**** Supplied data ****
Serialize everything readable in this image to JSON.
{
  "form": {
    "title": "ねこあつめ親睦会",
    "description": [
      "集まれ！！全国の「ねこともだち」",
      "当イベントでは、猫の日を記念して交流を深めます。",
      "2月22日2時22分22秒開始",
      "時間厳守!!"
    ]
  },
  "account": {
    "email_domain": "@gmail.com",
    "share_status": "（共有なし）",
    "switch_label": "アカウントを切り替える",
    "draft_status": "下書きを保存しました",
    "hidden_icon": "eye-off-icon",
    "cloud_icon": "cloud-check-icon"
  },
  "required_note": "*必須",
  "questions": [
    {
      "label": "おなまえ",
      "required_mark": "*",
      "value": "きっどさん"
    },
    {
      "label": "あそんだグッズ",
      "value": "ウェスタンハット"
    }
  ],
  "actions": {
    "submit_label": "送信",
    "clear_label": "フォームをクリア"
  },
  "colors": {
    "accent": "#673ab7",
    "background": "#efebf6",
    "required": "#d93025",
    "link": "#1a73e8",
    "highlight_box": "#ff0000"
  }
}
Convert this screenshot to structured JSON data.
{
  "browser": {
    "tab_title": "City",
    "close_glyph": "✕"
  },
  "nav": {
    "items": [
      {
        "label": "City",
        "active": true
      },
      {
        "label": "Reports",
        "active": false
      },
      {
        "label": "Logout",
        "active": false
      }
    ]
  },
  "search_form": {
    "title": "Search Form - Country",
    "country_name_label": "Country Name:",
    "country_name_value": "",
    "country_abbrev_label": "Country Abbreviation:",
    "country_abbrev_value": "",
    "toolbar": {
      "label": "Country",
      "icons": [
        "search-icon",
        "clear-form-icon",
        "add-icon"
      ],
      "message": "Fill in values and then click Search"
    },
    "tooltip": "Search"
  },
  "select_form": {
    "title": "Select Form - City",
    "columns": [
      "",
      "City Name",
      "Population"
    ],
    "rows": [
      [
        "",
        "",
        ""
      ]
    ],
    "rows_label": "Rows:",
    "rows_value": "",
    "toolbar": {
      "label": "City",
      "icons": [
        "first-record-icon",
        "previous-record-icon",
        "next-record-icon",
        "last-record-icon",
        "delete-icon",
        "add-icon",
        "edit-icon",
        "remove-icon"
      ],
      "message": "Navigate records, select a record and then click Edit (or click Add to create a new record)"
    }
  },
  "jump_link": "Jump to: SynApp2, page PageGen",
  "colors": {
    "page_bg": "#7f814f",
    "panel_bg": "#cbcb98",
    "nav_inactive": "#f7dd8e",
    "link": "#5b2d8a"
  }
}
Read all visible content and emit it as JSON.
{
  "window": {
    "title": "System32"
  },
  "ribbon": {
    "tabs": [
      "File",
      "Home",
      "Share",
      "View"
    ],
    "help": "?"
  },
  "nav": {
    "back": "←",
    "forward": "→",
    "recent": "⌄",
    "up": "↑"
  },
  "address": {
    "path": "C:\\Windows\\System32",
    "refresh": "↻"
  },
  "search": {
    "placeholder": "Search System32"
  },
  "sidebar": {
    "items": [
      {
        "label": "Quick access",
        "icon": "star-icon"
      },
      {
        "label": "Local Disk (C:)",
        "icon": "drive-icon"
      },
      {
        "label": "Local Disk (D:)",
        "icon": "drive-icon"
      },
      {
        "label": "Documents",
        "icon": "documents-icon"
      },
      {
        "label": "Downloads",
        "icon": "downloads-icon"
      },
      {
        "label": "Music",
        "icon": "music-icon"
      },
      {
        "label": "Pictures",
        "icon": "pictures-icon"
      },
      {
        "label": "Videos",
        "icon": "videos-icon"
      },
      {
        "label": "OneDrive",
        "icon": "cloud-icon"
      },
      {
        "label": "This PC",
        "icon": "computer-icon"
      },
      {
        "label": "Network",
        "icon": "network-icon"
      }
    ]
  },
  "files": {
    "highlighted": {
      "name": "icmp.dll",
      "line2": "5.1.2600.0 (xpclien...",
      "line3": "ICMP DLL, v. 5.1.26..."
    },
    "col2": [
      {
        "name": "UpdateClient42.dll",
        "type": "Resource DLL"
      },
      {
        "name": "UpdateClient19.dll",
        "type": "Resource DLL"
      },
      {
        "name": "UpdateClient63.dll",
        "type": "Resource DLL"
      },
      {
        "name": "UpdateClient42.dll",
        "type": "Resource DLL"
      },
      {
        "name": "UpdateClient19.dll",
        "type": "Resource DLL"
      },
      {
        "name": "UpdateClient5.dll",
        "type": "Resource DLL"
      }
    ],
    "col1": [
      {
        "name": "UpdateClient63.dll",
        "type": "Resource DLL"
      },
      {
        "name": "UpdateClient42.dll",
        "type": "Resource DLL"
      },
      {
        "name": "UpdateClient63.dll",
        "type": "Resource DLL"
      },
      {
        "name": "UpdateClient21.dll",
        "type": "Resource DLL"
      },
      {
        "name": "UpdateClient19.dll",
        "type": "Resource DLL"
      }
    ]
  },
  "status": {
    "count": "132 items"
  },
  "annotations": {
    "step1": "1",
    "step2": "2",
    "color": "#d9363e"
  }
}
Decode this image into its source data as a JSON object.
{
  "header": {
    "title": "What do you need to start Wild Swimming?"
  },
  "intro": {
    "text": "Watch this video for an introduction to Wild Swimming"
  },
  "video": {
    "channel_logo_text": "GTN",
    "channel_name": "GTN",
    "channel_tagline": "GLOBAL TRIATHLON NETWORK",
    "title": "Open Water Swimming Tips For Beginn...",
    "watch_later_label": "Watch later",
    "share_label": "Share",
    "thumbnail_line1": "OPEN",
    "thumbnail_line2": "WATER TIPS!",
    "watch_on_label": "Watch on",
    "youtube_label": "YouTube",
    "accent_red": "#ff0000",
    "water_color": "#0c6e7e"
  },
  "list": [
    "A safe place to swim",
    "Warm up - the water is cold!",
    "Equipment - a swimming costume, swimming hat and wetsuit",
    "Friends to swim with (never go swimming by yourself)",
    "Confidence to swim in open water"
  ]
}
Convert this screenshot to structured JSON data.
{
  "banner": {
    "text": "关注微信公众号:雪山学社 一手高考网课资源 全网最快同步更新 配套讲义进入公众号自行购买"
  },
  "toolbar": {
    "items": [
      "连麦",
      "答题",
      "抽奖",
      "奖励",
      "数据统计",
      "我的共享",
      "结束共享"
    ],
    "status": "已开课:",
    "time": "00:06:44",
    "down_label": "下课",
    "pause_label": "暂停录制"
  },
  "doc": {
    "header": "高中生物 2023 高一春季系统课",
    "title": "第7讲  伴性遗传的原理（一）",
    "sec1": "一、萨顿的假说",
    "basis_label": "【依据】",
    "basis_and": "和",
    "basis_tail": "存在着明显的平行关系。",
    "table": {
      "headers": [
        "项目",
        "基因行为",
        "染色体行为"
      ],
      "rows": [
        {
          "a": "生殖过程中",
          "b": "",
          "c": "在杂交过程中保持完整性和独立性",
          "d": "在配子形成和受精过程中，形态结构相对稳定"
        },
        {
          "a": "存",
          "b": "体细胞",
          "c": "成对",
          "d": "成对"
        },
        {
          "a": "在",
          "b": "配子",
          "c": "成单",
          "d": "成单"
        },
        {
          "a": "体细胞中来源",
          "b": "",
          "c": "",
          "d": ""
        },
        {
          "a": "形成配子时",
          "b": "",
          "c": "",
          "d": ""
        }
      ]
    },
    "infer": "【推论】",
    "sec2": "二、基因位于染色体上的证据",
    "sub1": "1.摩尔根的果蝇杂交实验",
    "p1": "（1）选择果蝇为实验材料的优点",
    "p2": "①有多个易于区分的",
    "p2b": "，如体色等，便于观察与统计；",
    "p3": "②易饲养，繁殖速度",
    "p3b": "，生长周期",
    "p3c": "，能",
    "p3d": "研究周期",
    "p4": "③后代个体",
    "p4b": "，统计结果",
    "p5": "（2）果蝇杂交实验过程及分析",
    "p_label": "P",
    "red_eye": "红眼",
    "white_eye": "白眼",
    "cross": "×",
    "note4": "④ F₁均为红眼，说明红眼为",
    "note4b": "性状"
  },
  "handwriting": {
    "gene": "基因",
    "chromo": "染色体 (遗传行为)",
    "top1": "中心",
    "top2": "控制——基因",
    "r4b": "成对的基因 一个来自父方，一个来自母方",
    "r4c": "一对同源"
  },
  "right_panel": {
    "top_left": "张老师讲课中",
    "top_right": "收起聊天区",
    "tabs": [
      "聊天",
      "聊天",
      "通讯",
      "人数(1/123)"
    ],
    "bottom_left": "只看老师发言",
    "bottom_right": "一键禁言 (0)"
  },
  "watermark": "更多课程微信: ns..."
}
****
*Requirement*: Pull out each line holding the string "cloud".

*Output for this exercise*:
    "cloud_icon": "cloud-check-icon"
        "icon": "cloud-icon"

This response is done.